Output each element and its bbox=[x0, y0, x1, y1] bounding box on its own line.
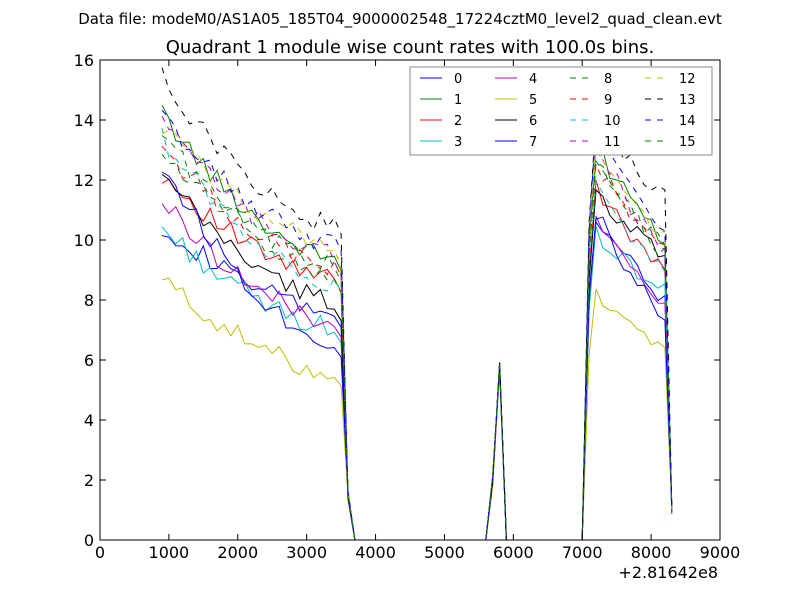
y-tick-label: 4 bbox=[84, 411, 94, 430]
legend-label-8: 8 bbox=[604, 72, 612, 87]
series-line-9 bbox=[161, 145, 673, 540]
series-layer bbox=[161, 67, 673, 540]
legend-label-0: 0 bbox=[454, 72, 462, 87]
series-line-2 bbox=[161, 178, 673, 540]
series-line-15 bbox=[161, 153, 673, 540]
legend-label-13: 13 bbox=[679, 93, 696, 108]
x-tick-label: 8000 bbox=[631, 543, 672, 562]
series-line-6 bbox=[161, 173, 673, 540]
x-tick-label: 5000 bbox=[424, 543, 465, 562]
x-tick-label: 1000 bbox=[149, 543, 190, 562]
series-line-13 bbox=[161, 67, 673, 540]
legend-label-12: 12 bbox=[679, 72, 696, 87]
x-offset-label: +2.81642e8 bbox=[618, 563, 718, 582]
series-line-14 bbox=[161, 110, 673, 540]
legend-label-2: 2 bbox=[454, 114, 462, 129]
legend-label-9: 9 bbox=[604, 93, 612, 108]
legend-label-3: 3 bbox=[454, 135, 462, 150]
chart-title: Quadrant 1 module wise count rates with … bbox=[166, 37, 655, 58]
series-line-8 bbox=[161, 135, 673, 540]
x-tick-label: 4000 bbox=[355, 543, 396, 562]
x-tick-label: 0 bbox=[95, 543, 105, 562]
x-tick-label: 9000 bbox=[700, 543, 741, 562]
legend-label-5: 5 bbox=[529, 93, 537, 108]
series-line-7 bbox=[161, 171, 673, 540]
series-line-5 bbox=[161, 277, 673, 540]
series-line-1 bbox=[161, 104, 673, 540]
legend-label-15: 15 bbox=[679, 135, 696, 150]
legend-box bbox=[409, 66, 713, 156]
series-line-3 bbox=[161, 226, 673, 540]
series-line-12 bbox=[161, 130, 673, 540]
legend-label-1: 1 bbox=[454, 93, 462, 108]
y-tick-label: 16 bbox=[74, 51, 94, 70]
data-file-caption: Data file: modeM0/AS1A05_185T04_90000025… bbox=[78, 10, 722, 29]
x-tick-label: 3000 bbox=[286, 543, 327, 562]
y-tick-label: 6 bbox=[84, 351, 94, 370]
legend-label-6: 6 bbox=[529, 114, 537, 129]
x-tick-label: 7000 bbox=[562, 543, 603, 562]
y-tick-label: 0 bbox=[84, 531, 94, 550]
y-tick-label: 14 bbox=[74, 111, 94, 130]
x-tick-label: 6000 bbox=[493, 543, 534, 562]
legend-label-10: 10 bbox=[604, 114, 621, 129]
axis-layer: 0 1000 2000 3000 4000 5000 6000 7000 8000 9000 0 2 4… bbox=[74, 51, 741, 562]
series-group bbox=[161, 67, 673, 540]
series-line-4 bbox=[161, 203, 673, 540]
y-tick-label: 12 bbox=[74, 171, 94, 190]
legend-label-14: 14 bbox=[679, 114, 696, 129]
legend-label-4: 4 bbox=[529, 72, 537, 87]
legend-label-11: 11 bbox=[604, 135, 621, 150]
x-tick-label: 2000 bbox=[217, 543, 258, 562]
y-tick-label: 10 bbox=[74, 231, 94, 250]
y-tick-label: 8 bbox=[84, 291, 94, 310]
y-tick-label: 2 bbox=[84, 471, 94, 490]
legend-label-7: 7 bbox=[529, 135, 537, 150]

* * * *

> The request: Rewrite all the entries above, replacing every "x-tick-label" with "x-axis-label" and leaving everything else unchanged. Omit the pictures from your answer.

> Task result:
Output each element and its bbox=[x0, y0, x1, y1] bounding box on its own line.
y-tick-label: 4 bbox=[84, 411, 94, 430]
legend-label-8: 8 bbox=[604, 72, 612, 87]
series-line-9 bbox=[161, 145, 673, 540]
series-layer bbox=[161, 67, 673, 540]
legend-label-0: 0 bbox=[454, 72, 462, 87]
series-line-2 bbox=[161, 178, 673, 540]
series-line-15 bbox=[161, 153, 673, 540]
legend-label-13: 13 bbox=[679, 93, 696, 108]
x-axis-label: 8000 bbox=[631, 543, 672, 562]
series-line-6 bbox=[161, 173, 673, 540]
x-axis-label: 5000 bbox=[424, 543, 465, 562]
x-axis-label: 1000 bbox=[149, 543, 190, 562]
series-line-13 bbox=[161, 67, 673, 540]
legend-label-12: 12 bbox=[679, 72, 696, 87]
x-offset-label: +2.81642e8 bbox=[618, 563, 718, 582]
series-line-14 bbox=[161, 110, 673, 540]
legend-label-2: 2 bbox=[454, 114, 462, 129]
legend-label-9: 9 bbox=[604, 93, 612, 108]
legend-label-3: 3 bbox=[454, 135, 462, 150]
chart-title: Quadrant 1 module wise count rates with … bbox=[166, 37, 655, 58]
series-line-8 bbox=[161, 135, 673, 540]
x-axis-label: 4000 bbox=[355, 543, 396, 562]
x-axis-label: 0 bbox=[95, 543, 105, 562]
x-axis-label: 9000 bbox=[700, 543, 741, 562]
legend-label-5: 5 bbox=[529, 93, 537, 108]
series-line-7 bbox=[161, 171, 673, 540]
series-line-5 bbox=[161, 277, 673, 540]
series-line-1 bbox=[161, 104, 673, 540]
legend-label-15: 15 bbox=[679, 135, 696, 150]
legend-box bbox=[409, 66, 713, 156]
series-line-3 bbox=[161, 226, 673, 540]
series-line-12 bbox=[161, 130, 673, 540]
legend-label-1: 1 bbox=[454, 93, 462, 108]
y-tick-label: 16 bbox=[74, 51, 94, 70]
data-file-caption: Data file: modeM0/AS1A05_185T04_90000025… bbox=[78, 10, 722, 29]
x-axis-label: 3000 bbox=[286, 543, 327, 562]
y-tick-label: 6 bbox=[84, 351, 94, 370]
legend-label-6: 6 bbox=[529, 114, 537, 129]
x-axis-label: 7000 bbox=[562, 543, 603, 562]
y-tick-label: 0 bbox=[84, 531, 94, 550]
y-tick-label: 14 bbox=[74, 111, 94, 130]
x-axis-label: 6000 bbox=[493, 543, 534, 562]
legend-label-10: 10 bbox=[604, 114, 621, 129]
axis-layer: 0 1000 2000 3000 4000 5000 6000 7000 8000 9000 0 2 4… bbox=[74, 51, 741, 562]
series-group bbox=[161, 67, 673, 540]
series-line-4 bbox=[161, 203, 673, 540]
y-tick-label: 12 bbox=[74, 171, 94, 190]
legend-label-14: 14 bbox=[679, 114, 696, 129]
legend-label-4: 4 bbox=[529, 72, 537, 87]
legend-label-11: 11 bbox=[604, 135, 621, 150]
x-axis-label: 2000 bbox=[217, 543, 258, 562]
y-tick-label: 10 bbox=[74, 231, 94, 250]
y-tick-label: 8 bbox=[84, 291, 94, 310]
y-tick-label: 2 bbox=[84, 471, 94, 490]
legend-label-7: 7 bbox=[529, 135, 537, 150]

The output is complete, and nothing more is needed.